> [Given records]
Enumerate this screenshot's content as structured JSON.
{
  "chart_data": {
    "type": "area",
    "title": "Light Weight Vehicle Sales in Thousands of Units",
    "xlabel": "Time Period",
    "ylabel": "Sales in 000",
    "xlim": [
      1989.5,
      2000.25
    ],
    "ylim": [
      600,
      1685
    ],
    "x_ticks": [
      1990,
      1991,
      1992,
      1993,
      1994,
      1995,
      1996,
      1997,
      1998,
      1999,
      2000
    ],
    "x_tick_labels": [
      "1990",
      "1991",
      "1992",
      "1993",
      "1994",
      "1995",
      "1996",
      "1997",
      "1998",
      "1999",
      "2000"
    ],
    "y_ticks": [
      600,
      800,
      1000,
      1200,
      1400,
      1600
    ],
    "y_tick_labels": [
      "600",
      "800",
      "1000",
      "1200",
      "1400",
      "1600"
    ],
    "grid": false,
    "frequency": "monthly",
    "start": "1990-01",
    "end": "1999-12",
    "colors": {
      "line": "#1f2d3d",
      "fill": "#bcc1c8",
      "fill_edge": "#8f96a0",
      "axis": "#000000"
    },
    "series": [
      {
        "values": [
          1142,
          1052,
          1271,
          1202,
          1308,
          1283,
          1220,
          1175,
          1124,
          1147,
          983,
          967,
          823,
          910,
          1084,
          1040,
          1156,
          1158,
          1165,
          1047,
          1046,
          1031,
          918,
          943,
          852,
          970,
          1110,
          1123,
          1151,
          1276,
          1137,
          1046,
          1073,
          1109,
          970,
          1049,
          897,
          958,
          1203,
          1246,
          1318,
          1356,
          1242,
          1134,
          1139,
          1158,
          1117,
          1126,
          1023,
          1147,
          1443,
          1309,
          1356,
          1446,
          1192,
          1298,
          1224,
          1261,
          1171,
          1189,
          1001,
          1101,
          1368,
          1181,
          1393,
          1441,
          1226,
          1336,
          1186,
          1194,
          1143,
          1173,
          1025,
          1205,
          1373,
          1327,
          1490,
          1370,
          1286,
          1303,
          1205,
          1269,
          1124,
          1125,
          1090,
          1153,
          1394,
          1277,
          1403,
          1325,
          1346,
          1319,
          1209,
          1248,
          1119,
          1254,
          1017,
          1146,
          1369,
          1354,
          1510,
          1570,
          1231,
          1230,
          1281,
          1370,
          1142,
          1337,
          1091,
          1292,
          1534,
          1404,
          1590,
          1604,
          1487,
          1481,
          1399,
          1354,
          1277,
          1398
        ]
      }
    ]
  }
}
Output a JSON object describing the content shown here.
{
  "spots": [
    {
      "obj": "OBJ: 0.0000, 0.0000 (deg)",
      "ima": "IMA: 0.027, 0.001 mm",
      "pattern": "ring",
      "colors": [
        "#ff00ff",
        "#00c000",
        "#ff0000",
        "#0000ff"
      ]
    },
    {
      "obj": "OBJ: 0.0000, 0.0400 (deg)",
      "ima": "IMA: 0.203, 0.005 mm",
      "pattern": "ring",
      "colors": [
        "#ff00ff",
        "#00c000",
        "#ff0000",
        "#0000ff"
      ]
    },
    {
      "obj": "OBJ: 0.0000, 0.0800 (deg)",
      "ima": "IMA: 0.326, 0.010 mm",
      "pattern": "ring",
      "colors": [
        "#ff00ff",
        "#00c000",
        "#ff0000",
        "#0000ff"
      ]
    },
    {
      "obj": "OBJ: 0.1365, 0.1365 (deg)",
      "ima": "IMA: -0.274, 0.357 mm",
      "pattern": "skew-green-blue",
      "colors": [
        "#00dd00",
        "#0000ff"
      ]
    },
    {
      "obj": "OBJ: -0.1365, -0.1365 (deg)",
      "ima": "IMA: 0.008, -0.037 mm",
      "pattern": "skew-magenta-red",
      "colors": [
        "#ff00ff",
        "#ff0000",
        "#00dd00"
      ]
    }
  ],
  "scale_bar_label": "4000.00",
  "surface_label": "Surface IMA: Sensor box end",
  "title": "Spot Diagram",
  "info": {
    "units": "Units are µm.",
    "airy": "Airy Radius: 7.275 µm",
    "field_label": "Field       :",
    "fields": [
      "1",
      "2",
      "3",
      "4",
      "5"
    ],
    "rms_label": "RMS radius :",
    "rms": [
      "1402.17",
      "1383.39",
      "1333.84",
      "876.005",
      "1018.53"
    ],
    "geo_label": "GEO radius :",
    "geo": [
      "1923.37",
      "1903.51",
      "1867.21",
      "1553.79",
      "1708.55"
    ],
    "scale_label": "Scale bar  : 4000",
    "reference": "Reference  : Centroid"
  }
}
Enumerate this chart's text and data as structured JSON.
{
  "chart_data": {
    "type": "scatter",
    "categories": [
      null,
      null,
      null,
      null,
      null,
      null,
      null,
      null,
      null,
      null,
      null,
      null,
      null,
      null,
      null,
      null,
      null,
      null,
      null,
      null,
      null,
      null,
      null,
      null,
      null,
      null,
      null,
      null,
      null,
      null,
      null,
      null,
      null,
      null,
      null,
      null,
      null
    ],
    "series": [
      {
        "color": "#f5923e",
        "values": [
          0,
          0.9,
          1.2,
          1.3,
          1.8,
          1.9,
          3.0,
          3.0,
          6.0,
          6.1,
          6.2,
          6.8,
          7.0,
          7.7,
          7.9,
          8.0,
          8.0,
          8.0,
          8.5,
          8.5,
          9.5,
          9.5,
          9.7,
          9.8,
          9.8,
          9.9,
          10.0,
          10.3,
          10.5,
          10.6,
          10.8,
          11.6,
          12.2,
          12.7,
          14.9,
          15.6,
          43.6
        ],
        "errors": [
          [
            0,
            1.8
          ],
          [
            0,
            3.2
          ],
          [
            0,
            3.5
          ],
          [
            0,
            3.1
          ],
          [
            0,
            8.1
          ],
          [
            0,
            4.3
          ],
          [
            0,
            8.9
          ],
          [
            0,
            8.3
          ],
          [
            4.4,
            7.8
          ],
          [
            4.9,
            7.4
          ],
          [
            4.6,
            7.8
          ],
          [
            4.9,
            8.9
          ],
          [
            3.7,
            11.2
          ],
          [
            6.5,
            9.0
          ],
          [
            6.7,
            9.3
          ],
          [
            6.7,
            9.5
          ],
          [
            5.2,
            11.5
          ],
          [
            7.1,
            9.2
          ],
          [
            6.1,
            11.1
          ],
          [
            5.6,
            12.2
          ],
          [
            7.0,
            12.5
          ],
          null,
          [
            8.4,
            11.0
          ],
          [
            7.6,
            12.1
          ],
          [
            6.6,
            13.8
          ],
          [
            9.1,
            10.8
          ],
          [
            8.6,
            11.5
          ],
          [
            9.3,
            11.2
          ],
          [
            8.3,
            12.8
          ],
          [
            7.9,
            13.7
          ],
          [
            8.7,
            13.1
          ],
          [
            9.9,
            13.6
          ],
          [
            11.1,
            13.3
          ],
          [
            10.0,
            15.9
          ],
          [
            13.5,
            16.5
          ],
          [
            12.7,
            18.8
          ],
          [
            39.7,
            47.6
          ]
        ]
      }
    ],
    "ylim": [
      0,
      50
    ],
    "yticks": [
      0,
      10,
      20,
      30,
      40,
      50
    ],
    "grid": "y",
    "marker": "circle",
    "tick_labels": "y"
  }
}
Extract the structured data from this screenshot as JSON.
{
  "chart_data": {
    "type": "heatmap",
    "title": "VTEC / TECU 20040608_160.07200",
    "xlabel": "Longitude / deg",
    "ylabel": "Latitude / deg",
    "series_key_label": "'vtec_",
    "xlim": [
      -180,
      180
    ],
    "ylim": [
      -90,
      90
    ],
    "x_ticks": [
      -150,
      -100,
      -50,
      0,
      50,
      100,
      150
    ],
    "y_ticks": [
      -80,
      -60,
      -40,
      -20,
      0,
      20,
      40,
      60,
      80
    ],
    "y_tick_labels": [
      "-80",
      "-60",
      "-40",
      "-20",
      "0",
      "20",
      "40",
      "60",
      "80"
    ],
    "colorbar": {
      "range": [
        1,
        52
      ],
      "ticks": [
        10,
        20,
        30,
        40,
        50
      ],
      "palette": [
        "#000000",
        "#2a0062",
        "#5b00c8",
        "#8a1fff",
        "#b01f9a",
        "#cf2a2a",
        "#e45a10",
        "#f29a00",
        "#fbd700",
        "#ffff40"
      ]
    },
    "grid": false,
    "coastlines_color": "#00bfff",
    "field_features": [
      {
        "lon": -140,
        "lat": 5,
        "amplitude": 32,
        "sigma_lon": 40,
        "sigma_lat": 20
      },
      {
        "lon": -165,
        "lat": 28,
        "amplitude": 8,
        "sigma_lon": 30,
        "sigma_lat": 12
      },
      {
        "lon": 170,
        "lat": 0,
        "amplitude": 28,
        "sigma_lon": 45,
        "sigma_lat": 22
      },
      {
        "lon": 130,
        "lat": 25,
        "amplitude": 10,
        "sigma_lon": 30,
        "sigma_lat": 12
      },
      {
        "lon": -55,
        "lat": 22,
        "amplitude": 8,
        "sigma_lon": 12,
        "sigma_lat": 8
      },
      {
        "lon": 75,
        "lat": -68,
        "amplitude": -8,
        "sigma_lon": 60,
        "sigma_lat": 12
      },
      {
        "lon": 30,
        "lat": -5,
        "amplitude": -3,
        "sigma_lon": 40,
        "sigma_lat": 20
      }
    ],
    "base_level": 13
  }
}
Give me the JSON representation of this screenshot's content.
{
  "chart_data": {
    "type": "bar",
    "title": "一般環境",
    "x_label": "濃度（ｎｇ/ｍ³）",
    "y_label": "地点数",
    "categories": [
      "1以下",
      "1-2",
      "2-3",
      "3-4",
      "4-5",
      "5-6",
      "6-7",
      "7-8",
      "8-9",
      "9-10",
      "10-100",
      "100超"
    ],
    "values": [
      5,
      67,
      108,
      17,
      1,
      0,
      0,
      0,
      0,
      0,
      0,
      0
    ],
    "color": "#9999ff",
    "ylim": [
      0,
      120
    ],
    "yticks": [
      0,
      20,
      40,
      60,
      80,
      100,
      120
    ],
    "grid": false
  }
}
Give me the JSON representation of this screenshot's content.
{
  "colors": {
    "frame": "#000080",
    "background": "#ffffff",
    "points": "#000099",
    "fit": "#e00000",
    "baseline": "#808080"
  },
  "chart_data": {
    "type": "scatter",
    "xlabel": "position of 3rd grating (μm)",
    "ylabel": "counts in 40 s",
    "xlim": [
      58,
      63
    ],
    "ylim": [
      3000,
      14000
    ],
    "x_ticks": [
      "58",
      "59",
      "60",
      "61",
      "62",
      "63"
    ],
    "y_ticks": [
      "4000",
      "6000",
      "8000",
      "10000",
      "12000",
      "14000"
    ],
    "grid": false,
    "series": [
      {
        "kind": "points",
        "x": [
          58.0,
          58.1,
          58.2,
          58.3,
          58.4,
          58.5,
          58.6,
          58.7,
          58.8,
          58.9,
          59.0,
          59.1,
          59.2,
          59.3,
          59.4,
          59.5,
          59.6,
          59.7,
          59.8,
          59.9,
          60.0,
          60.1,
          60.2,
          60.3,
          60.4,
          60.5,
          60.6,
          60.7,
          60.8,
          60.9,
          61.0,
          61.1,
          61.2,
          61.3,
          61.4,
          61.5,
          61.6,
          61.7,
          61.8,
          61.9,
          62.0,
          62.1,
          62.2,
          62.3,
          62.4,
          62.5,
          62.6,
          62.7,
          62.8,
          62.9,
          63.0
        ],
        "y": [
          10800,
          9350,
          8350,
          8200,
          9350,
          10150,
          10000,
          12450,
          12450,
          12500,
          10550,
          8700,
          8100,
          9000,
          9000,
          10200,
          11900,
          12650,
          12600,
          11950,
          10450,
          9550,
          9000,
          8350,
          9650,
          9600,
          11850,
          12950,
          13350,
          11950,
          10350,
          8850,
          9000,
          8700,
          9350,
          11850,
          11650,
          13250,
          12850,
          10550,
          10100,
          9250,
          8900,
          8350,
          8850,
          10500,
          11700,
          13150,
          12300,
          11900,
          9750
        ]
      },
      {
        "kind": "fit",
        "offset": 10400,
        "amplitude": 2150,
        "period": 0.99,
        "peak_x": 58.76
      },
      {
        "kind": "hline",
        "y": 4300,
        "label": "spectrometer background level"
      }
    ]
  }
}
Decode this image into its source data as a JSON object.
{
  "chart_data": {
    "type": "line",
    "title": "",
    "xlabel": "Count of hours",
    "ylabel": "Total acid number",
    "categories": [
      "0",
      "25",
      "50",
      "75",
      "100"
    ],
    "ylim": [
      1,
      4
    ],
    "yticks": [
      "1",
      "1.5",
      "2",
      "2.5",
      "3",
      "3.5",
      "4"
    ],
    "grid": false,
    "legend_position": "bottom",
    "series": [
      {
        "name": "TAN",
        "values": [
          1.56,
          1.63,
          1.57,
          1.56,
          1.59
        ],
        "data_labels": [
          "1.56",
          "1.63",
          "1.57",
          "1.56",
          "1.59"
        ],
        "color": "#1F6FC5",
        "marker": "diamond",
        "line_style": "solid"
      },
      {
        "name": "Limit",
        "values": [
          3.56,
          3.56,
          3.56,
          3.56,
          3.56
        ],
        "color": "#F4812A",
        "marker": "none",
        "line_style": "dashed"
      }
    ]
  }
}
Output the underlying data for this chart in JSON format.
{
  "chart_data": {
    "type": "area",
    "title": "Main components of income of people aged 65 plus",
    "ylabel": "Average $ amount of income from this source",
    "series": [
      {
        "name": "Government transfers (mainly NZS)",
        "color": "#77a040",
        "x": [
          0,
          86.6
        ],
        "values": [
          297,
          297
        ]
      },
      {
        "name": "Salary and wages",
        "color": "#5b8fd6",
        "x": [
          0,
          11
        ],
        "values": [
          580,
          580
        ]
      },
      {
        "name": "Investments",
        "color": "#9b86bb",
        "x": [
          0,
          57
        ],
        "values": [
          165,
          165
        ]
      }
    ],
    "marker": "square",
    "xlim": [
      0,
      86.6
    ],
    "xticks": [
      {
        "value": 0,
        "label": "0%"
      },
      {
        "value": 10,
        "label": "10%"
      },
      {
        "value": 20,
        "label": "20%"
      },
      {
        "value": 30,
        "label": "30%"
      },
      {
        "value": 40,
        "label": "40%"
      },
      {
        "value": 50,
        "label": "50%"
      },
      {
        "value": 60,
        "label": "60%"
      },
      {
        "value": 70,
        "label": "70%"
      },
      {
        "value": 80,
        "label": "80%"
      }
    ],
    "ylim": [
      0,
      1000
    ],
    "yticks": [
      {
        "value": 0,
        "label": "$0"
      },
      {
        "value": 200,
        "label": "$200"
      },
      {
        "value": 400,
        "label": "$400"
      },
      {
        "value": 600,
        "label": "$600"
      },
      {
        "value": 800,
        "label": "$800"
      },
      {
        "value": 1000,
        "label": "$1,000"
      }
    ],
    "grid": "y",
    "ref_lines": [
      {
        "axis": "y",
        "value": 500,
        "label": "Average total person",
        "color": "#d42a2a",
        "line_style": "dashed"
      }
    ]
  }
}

> [Set exercise] Identify each line in the records above containing the word "screenshot"; copy those lines.

> [Finished answer]
Enumerate this screenshot's content as structured JSON.
Extract the structured data from this screenshot as JSON.
Give me the JSON representation of this screenshot's content.
Give me the JSON representation of this screenshot's content.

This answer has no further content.